Nothing should be left out: output all of the entries exactly.

** start Data listing **

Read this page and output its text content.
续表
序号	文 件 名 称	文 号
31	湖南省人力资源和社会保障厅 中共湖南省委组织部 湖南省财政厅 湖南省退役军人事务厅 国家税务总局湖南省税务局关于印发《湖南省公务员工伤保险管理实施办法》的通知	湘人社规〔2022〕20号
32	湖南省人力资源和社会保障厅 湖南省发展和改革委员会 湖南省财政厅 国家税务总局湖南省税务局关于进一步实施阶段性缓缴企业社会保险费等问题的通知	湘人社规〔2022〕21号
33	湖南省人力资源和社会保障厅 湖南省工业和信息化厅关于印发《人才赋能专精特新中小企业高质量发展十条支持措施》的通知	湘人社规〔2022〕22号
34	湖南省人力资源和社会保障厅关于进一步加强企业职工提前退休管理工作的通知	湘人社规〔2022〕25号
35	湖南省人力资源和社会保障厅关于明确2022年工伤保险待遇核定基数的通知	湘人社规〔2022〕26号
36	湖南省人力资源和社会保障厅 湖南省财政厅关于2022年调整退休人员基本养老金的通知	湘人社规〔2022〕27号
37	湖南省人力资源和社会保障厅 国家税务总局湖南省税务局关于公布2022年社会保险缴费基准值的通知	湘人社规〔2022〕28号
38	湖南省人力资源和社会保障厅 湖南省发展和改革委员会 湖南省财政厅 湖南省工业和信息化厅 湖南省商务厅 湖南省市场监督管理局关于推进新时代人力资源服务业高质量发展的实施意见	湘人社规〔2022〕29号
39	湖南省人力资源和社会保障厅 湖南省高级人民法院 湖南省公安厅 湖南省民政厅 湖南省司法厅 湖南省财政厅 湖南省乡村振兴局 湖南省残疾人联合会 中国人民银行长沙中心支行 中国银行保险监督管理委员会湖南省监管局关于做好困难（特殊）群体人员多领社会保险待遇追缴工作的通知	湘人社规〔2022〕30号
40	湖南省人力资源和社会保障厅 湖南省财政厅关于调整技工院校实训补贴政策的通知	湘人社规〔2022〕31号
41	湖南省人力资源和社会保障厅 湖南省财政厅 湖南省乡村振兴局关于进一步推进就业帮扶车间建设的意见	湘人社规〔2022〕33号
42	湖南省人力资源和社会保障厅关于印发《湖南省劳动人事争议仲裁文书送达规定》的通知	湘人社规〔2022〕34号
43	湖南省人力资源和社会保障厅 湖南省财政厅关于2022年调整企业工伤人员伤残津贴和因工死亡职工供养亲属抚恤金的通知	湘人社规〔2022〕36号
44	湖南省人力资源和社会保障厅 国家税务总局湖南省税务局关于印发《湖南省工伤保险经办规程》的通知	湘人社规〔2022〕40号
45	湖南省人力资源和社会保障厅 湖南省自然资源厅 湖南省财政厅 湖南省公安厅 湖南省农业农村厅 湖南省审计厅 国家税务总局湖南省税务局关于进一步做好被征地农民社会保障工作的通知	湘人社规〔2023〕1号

** end Data listing **

Problem solution:
Read this page and output its text content.
续表
序号	文 件 名 称	文 号
31	湖南省人力资源和社会保障厅 中共湖南省委组织部 湖南省财政厅 湖南省退役军人事务厅 国家税务总局湖南省税务局关于印发《湖南省公务员工伤保险管理实施办法》的通知	湘人社规〔2022〕20号
32	湖南省人力资源和社会保障厅 湖南省发展和改革委员会 湖南省财政厅 国家税务总局湖南省税务局关于进一步实施阶段性缓缴企业社会保险费等问题的通知	湘人社规〔2022〕21号
33	湖南省人力资源和社会保障厅 湖南省工业和信息化厅关于印发《人才赋能专精特新中小企业高质量发展十条支持措施》的通知	湘人社规〔2022〕22号
34	湖南省人力资源和社会保障厅关于进一步加强企业职工提前退休管理工作的通知	湘人社规〔2022〕25号
35	湖南省人力资源和社会保障厅关于明确2022年工伤保险待遇核定基数的通知	湘人社规〔2022〕26号
36	湖南省人力资源和社会保障厅 湖南省财政厅关于2022年调整退休人员基本养老金的通知	湘人社规〔2022〕27号
37	湖南省人力资源和社会保障厅 国家税务总局湖南省税务局关于公布2022年社会保险缴费基准值的通知	湘人社规〔2022〕28号
38	湖南省人力资源和社会保障厅 湖南省发展和改革委员会 湖南省财政厅 湖南省工业和信息化厅 湖南省商务厅 湖南省市场监督管理局关于推进新时代人力资源服务业高质量发展的实施意见	湘人社规〔2022〕29号
39	湖南省人力资源和社会保障厅 湖南省高级人民法院 湖南省公安厅 湖南省民政厅 湖南省司法厅 湖南省财政厅 湖南省乡村振兴局 湖南省残疾人联合会 中国人民银行长沙中心支行 中国银行保险监督管理委员会湖南省监管局关于做好困难（特殊）群体人员多领社会保险待遇追缴工作的通知	湘人社规〔2022〕30号
40	湖南省人力资源和社会保障厅 湖南省财政厅关于调整技工院校实训补贴政策的通知	湘人社规〔2022〕31号
41	湖南省人力资源和社会保障厅 湖南省财政厅 湖南省乡村振兴局关于进一步推进就业帮扶车间建设的意见	湘人社规〔2022〕33号
42	湖南省人力资源和社会保障厅关于印发《湖南省劳动人事争议仲裁文书送达规定》的通知	湘人社规〔2022〕34号
43	湖南省人力资源和社会保障厅 湖南省财政厅关于2022年调整企业工伤人员伤残津贴和因工死亡职工供养亲属抚恤金的通知	湘人社规〔2022〕36号
44	湖南省人力资源和社会保障厅 国家税务总局湖南省税务局关于印发《湖南省工伤保险经办规程》的通知	湘人社规〔2022〕40号
45	湖南省人力资源和社会保障厅 湖南省自然资源厅 湖南省财政厅 湖南省公安厅 湖南省农业农村厅 湖南省审计厅 国家税务总局湖南省税务局关于进一步做好被征地农民社会保障工作的通知	湘人社规〔2023〕1号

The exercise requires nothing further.